§ Exercise brief: Word for word, restate every line of the material.

§ Working data:

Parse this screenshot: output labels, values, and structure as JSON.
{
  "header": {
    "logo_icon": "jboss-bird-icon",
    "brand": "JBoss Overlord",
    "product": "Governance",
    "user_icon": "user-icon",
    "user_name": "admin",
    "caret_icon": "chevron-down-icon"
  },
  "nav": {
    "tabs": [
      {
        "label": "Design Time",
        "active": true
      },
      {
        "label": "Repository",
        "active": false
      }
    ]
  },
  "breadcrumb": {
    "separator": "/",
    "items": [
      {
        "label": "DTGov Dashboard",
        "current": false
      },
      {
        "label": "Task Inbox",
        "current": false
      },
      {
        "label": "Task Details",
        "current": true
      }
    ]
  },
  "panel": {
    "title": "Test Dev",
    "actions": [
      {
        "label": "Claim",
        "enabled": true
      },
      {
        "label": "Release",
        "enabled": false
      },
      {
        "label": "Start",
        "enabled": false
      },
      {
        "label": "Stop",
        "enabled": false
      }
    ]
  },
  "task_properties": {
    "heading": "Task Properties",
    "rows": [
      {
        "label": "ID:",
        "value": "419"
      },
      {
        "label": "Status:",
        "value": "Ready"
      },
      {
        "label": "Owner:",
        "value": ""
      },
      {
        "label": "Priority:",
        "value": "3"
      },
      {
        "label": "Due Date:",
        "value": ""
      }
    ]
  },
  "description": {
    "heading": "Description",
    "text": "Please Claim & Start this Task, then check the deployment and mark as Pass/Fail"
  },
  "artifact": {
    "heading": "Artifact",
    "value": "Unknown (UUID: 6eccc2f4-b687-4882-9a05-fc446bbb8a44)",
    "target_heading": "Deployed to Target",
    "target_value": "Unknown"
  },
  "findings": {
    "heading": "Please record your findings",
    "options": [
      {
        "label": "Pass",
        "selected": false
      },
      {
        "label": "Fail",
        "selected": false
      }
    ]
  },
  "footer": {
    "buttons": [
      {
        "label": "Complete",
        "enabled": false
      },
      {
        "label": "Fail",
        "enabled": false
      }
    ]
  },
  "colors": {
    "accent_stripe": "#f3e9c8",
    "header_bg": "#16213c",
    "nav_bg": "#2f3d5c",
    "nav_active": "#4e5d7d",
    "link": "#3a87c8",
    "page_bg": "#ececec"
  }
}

§ Result of the exercise:
Parse this screenshot: output labels, values, and structure as JSON.
{
  "header": {
    "logo_icon": "jboss-bird-icon",
    "brand": "JBoss Overlord",
    "product": "Governance",
    "user_icon": "user-icon",
    "user_name": "admin",
    "caret_icon": "chevron-down-icon"
  },
  "nav": {
    "tabs": [
      {
        "label": "Design Time",
        "active": true
      },
      {
        "label": "Repository",
        "active": false
      }
    ]
  },
  "breadcrumb": {
    "separator": "/",
    "items": [
      {
        "label": "DTGov Dashboard",
        "current": false
      },
      {
        "label": "Task Inbox",
        "current": false
      },
      {
        "label": "Task Details",
        "current": true
      }
    ]
  },
  "panel": {
    "title": "Test Dev",
    "actions": [
      {
        "label": "Claim",
        "enabled": true
      },
      {
        "label": "Release",
        "enabled": false
      },
      {
        "label": "Start",
        "enabled": false
      },
      {
        "label": "Stop",
        "enabled": false
      }
    ]
  },
  "task_properties": {
    "heading": "Task Properties",
    "rows": [
      {
        "label": "ID:",
        "value": "419"
      },
      {
        "label": "Status:",
        "value": "Ready"
      },
      {
        "label": "Owner:",
        "value": ""
      },
      {
        "label": "Priority:",
        "value": "3"
      },
      {
        "label": "Due Date:",
        "value": ""
      }
    ]
  },
  "description": {
    "heading": "Description",
    "text": "Please Claim & Start this Task, then check the deployment and mark as Pass/Fail"
  },
  "artifact": {
    "heading": "Artifact",
    "value": "Unknown (UUID: 6eccc2f4-b687-4882-9a05-fc446bbb8a44)",
    "target_heading": "Deployed to Target",
    "target_value": "Unknown"
  },
  "findings": {
    "heading": "Please record your findings",
    "options": [
      {
        "label": "Pass",
        "selected": false
      },
      {
        "label": "Fail",
        "selected": false
      }
    ]
  },
  "footer": {
    "buttons": [
      {
        "label": "Complete",
        "enabled": false
      },
      {
        "label": "Fail",
        "enabled": false
      }
    ]
  },
  "colors": {
    "accent_stripe": "#f3e9c8",
    "header_bg": "#16213c",
    "nav_bg": "#2f3d5c",
    "nav_active": "#4e5d7d",
    "link": "#3a87c8",
    "page_bg": "#ececec"
  }
}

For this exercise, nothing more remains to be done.